Reproduce all of the data below without alteration; exclude every picture.

┌─ GIVEN ENTRIES

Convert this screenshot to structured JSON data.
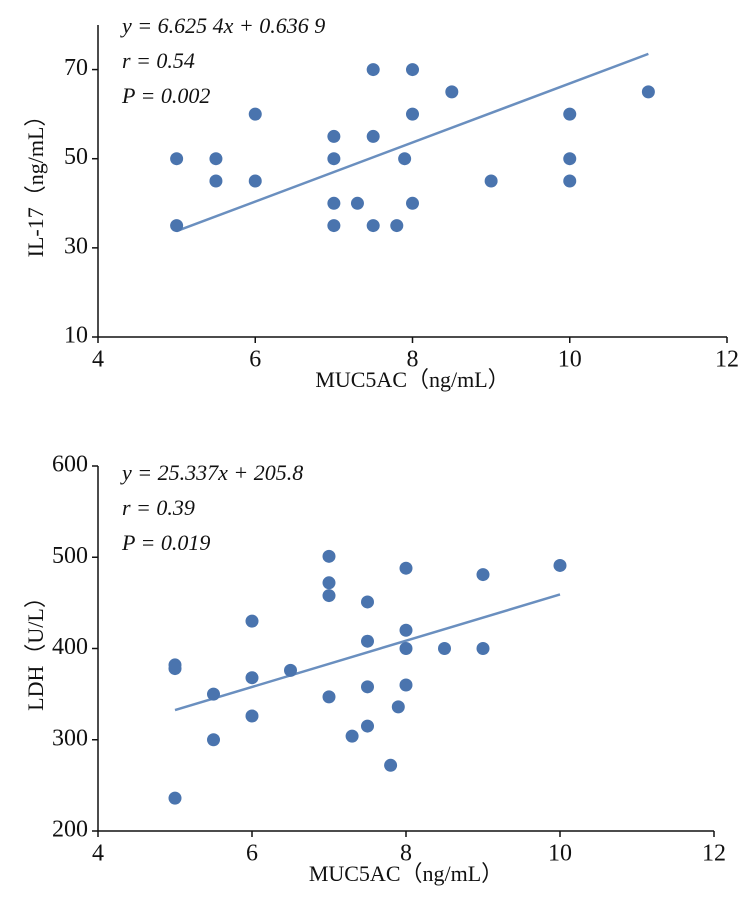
{
  "chart_data": [
    {
      "type": "scatter",
      "annotations": [
        "y = 6.625 4x + 0.636 9",
        "r = 0.54",
        "P = 0.002"
      ],
      "x_label": "MUC5AC（ng/mL）",
      "y_label": "IL-17（ng/mL）",
      "xlim": [
        4,
        12
      ],
      "xticks": [
        4,
        6,
        8,
        10,
        12
      ],
      "ylim": [
        10,
        80
      ],
      "yticks": [
        10,
        30,
        50,
        70
      ],
      "color": "#4a74ae",
      "x": [
        5,
        5,
        5.5,
        5.5,
        6,
        6,
        7,
        7,
        7,
        7,
        7.3,
        7.5,
        7.5,
        7.5,
        7.8,
        7.9,
        8,
        8,
        8,
        8.5,
        9,
        10,
        10,
        10,
        11
      ],
      "values": [
        35,
        50,
        50,
        45,
        60,
        45,
        55,
        50,
        40,
        35,
        40,
        70,
        55,
        35,
        35,
        50,
        70,
        60,
        40,
        65,
        45,
        60,
        50,
        45,
        65
      ],
      "trendline": {
        "x": [
          5,
          11
        ],
        "y": [
          33.76,
          73.52
        ],
        "color": "#6a8fbf"
      }
    },
    {
      "type": "scatter",
      "annotations": [
        "y = 25.337x + 205.8",
        "r = 0.39",
        "P = 0.019"
      ],
      "x_label": "MUC5AC（ng/mL）",
      "y_label": "LDH（U/L）",
      "xlim": [
        4,
        12
      ],
      "xticks": [
        4,
        6,
        8,
        10,
        12
      ],
      "ylim": [
        200,
        600
      ],
      "yticks": [
        200,
        300,
        400,
        500,
        600
      ],
      "color": "#4a74ae",
      "x": [
        5,
        5,
        5,
        5.5,
        5.5,
        6,
        6,
        6,
        6.5,
        7,
        7,
        7,
        7,
        7.3,
        7.5,
        7.5,
        7.5,
        7.5,
        7.8,
        7.9,
        8,
        8,
        8,
        8,
        8.5,
        9,
        9,
        10
      ],
      "values": [
        236,
        382,
        378,
        350,
        300,
        430,
        368,
        326,
        376,
        501,
        472,
        458,
        347,
        304,
        451,
        408,
        358,
        315,
        272,
        336,
        488,
        420,
        400,
        360,
        400,
        481,
        400,
        491
      ],
      "trendline": {
        "x": [
          5,
          10
        ],
        "y": [
          332.5,
          459.2
        ],
        "color": "#6a8fbf"
      }
    }
  ]
}
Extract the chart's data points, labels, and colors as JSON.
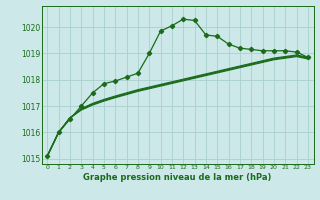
{
  "title": "Graphe pression niveau de la mer (hPa)",
  "background_color": "#cce8e8",
  "grid_color": "#aacfcf",
  "line_color": "#1a6b1a",
  "xlim": [
    -0.5,
    23.5
  ],
  "ylim": [
    1014.8,
    1020.8
  ],
  "yticks": [
    1015,
    1016,
    1017,
    1018,
    1019,
    1020
  ],
  "xticks": [
    0,
    1,
    2,
    3,
    4,
    5,
    6,
    7,
    8,
    9,
    10,
    11,
    12,
    13,
    14,
    15,
    16,
    17,
    18,
    19,
    20,
    21,
    22,
    23
  ],
  "series": {
    "main": [
      1015.1,
      1016.0,
      1016.5,
      1017.0,
      1017.5,
      1017.85,
      1017.95,
      1018.1,
      1018.25,
      1019.0,
      1019.85,
      1020.05,
      1020.3,
      1020.25,
      1019.7,
      1019.65,
      1019.35,
      1019.2,
      1019.15,
      1019.1,
      1019.1,
      1019.1,
      1019.05,
      1018.85
    ],
    "smooth1": [
      1015.1,
      1016.0,
      1016.55,
      1016.9,
      1017.1,
      1017.25,
      1017.38,
      1017.5,
      1017.62,
      1017.72,
      1017.82,
      1017.92,
      1018.02,
      1018.12,
      1018.22,
      1018.32,
      1018.42,
      1018.52,
      1018.62,
      1018.72,
      1018.82,
      1018.88,
      1018.94,
      1018.85
    ],
    "smooth2": [
      1015.1,
      1016.0,
      1016.55,
      1016.87,
      1017.07,
      1017.22,
      1017.35,
      1017.47,
      1017.59,
      1017.69,
      1017.79,
      1017.89,
      1017.99,
      1018.09,
      1018.19,
      1018.29,
      1018.39,
      1018.49,
      1018.59,
      1018.69,
      1018.79,
      1018.85,
      1018.91,
      1018.82
    ],
    "smooth3": [
      1015.1,
      1016.0,
      1016.55,
      1016.85,
      1017.04,
      1017.19,
      1017.32,
      1017.44,
      1017.56,
      1017.66,
      1017.76,
      1017.86,
      1017.96,
      1018.06,
      1018.16,
      1018.26,
      1018.36,
      1018.46,
      1018.56,
      1018.66,
      1018.76,
      1018.82,
      1018.88,
      1018.79
    ]
  }
}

└─

SOLUTION:
Convert this screenshot to structured JSON data.
{
  "chart_data": [
    {
      "type": "scatter",
      "annotations": [
        "y = 6.625 4x + 0.636 9",
        "r = 0.54",
        "P = 0.002"
      ],
      "x_label": "MUC5AC（ng/mL）",
      "y_label": "IL-17（ng/mL）",
      "xlim": [
        4,
        12
      ],
      "xticks": [
        4,
        6,
        8,
        10,
        12
      ],
      "ylim": [
        10,
        80
      ],
      "yticks": [
        10,
        30,
        50,
        70
      ],
      "color": "#4a74ae",
      "x": [
        5,
        5,
        5.5,
        5.5,
        6,
        6,
        7,
        7,
        7,
        7,
        7.3,
        7.5,
        7.5,
        7.5,
        7.8,
        7.9,
        8,
        8,
        8,
        8.5,
        9,
        10,
        10,
        10,
        11
      ],
      "values": [
        35,
        50,
        50,
        45,
        60,
        45,
        55,
        50,
        40,
        35,
        40,
        70,
        55,
        35,
        35,
        50,
        70,
        60,
        40,
        65,
        45,
        60,
        50,
        45,
        65
      ],
      "trendline": {
        "x": [
          5,
          11
        ],
        "y": [
          33.76,
          73.52
        ],
        "color": "#6a8fbf"
      }
    },
    {
      "type": "scatter",
      "annotations": [
        "y = 25.337x + 205.8",
        "r = 0.39",
        "P = 0.019"
      ],
      "x_label": "MUC5AC（ng/mL）",
      "y_label": "LDH（U/L）",
      "xlim": [
        4,
        12
      ],
      "xticks": [
        4,
        6,
        8,
        10,
        12
      ],
      "ylim": [
        200,
        600
      ],
      "yticks": [
        200,
        300,
        400,
        500,
        600
      ],
      "color": "#4a74ae",
      "x": [
        5,
        5,
        5,
        5.5,
        5.5,
        6,
        6,
        6,
        6.5,
        7,
        7,
        7,
        7,
        7.3,
        7.5,
        7.5,
        7.5,
        7.5,
        7.8,
        7.9,
        8,
        8,
        8,
        8,
        8.5,
        9,
        9,
        10
      ],
      "values": [
        236,
        382,
        378,
        350,
        300,
        430,
        368,
        326,
        376,
        501,
        472,
        458,
        347,
        304,
        451,
        408,
        358,
        315,
        272,
        336,
        488,
        420,
        400,
        360,
        400,
        481,
        400,
        491
      ],
      "trendline": {
        "x": [
          5,
          10
        ],
        "y": [
          332.5,
          459.2
        ],
        "color": "#6a8fbf"
      }
    }
  ]
}
Extract the chart's data points, labels, and colors as JSON.
{
  "title": "Graphe pression niveau de la mer (hPa)",
  "background_color": "#cce8e8",
  "grid_color": "#aacfcf",
  "line_color": "#1a6b1a",
  "xlim": [
    -0.5,
    23.5
  ],
  "ylim": [
    1014.8,
    1020.8
  ],
  "yticks": [
    1015,
    1016,
    1017,
    1018,
    1019,
    1020
  ],
  "xticks": [
    0,
    1,
    2,
    3,
    4,
    5,
    6,
    7,
    8,
    9,
    10,
    11,
    12,
    13,
    14,
    15,
    16,
    17,
    18,
    19,
    20,
    21,
    22,
    23
  ],
  "series": {
    "main": [
      1015.1,
      1016.0,
      1016.5,
      1017.0,
      1017.5,
      1017.85,
      1017.95,
      1018.1,
      1018.25,
      1019.0,
      1019.85,
      1020.05,
      1020.3,
      1020.25,
      1019.7,
      1019.65,
      1019.35,
      1019.2,
      1019.15,
      1019.1,
      1019.1,
      1019.1,
      1019.05,
      1018.85
    ],
    "smooth1": [
      1015.1,
      1016.0,
      1016.55,
      1016.9,
      1017.1,
      1017.25,
      1017.38,
      1017.5,
      1017.62,
      1017.72,
      1017.82,
      1017.92,
      1018.02,
      1018.12,
      1018.22,
      1018.32,
      1018.42,
      1018.52,
      1018.62,
      1018.72,
      1018.82,
      1018.88,
      1018.94,
      1018.85
    ],
    "smooth2": [
      1015.1,
      1016.0,
      1016.55,
      1016.87,
      1017.07,
      1017.22,
      1017.35,
      1017.47,
      1017.59,
      1017.69,
      1017.79,
      1017.89,
      1017.99,
      1018.09,
      1018.19,
      1018.29,
      1018.39,
      1018.49,
      1018.59,
      1018.69,
      1018.79,
      1018.85,
      1018.91,
      1018.82
    ],
    "smooth3": [
      1015.1,
      1016.0,
      1016.55,
      1016.85,
      1017.04,
      1017.19,
      1017.32,
      1017.44,
      1017.56,
      1017.66,
      1017.76,
      1017.86,
      1017.96,
      1018.06,
      1018.16,
      1018.26,
      1018.36,
      1018.46,
      1018.56,
      1018.66,
      1018.76,
      1018.82,
      1018.88,
      1018.79
    ]
  }
}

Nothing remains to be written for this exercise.